_Provided entries_.
########

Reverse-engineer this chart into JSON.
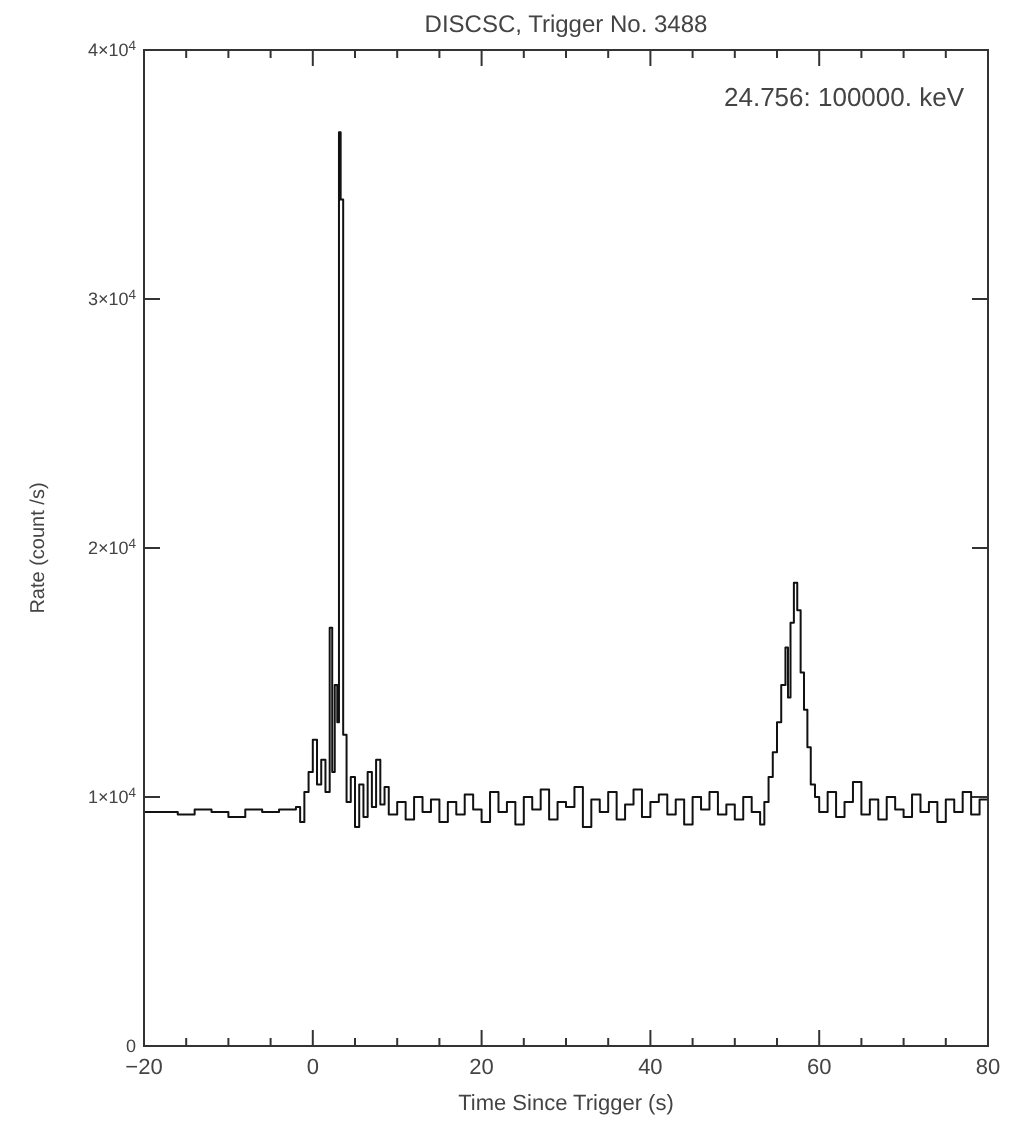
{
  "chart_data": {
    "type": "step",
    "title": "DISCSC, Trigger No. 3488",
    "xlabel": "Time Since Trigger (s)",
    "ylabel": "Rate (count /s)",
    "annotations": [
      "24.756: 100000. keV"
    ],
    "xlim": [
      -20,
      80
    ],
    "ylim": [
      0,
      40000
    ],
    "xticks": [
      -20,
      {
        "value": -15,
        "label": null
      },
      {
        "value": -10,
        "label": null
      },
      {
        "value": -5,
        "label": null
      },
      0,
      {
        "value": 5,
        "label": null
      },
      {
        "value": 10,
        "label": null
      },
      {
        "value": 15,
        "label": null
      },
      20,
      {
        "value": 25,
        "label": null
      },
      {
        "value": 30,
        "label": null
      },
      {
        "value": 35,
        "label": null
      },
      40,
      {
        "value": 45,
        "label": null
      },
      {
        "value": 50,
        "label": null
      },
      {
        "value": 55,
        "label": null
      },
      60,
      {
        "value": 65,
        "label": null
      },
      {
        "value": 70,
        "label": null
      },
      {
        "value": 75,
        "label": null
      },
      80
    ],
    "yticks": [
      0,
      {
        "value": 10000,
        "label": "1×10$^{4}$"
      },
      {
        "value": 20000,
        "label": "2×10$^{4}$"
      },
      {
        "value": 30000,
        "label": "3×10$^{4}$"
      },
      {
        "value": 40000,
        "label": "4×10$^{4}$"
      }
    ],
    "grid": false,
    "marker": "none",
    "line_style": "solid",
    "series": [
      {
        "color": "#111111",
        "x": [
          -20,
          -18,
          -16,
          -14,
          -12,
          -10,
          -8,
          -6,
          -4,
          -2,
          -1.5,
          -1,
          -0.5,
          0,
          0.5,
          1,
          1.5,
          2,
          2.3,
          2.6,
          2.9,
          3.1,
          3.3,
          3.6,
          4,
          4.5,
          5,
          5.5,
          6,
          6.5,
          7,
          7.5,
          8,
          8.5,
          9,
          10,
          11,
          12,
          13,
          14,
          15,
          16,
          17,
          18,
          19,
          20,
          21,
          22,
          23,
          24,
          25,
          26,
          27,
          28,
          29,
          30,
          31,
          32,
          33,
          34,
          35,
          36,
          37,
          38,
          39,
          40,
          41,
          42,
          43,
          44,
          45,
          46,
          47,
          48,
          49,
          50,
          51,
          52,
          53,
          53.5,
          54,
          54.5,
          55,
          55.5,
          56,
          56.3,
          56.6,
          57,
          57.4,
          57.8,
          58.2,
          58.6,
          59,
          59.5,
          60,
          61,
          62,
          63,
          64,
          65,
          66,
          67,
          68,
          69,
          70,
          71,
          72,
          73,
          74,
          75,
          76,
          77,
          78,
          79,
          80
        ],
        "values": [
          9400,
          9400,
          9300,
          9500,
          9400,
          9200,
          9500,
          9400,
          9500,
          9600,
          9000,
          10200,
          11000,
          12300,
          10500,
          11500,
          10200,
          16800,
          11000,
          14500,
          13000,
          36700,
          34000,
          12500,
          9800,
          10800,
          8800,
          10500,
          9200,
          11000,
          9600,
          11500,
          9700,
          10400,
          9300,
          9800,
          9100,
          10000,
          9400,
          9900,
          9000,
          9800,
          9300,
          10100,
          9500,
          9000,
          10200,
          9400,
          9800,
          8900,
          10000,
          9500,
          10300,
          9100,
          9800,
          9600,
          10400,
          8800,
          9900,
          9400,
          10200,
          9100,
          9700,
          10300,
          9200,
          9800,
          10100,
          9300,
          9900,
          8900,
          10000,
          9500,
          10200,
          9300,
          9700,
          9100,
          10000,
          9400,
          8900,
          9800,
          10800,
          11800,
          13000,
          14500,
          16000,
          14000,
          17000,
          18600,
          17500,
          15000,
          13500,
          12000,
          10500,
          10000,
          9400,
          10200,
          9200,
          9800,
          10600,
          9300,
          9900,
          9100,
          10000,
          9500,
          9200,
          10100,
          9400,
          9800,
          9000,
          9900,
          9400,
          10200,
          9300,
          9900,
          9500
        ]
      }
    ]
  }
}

########

_Problem statement_. State how many lines of the records above contain the word "Trigger", giving only that number.

_The answer_. 2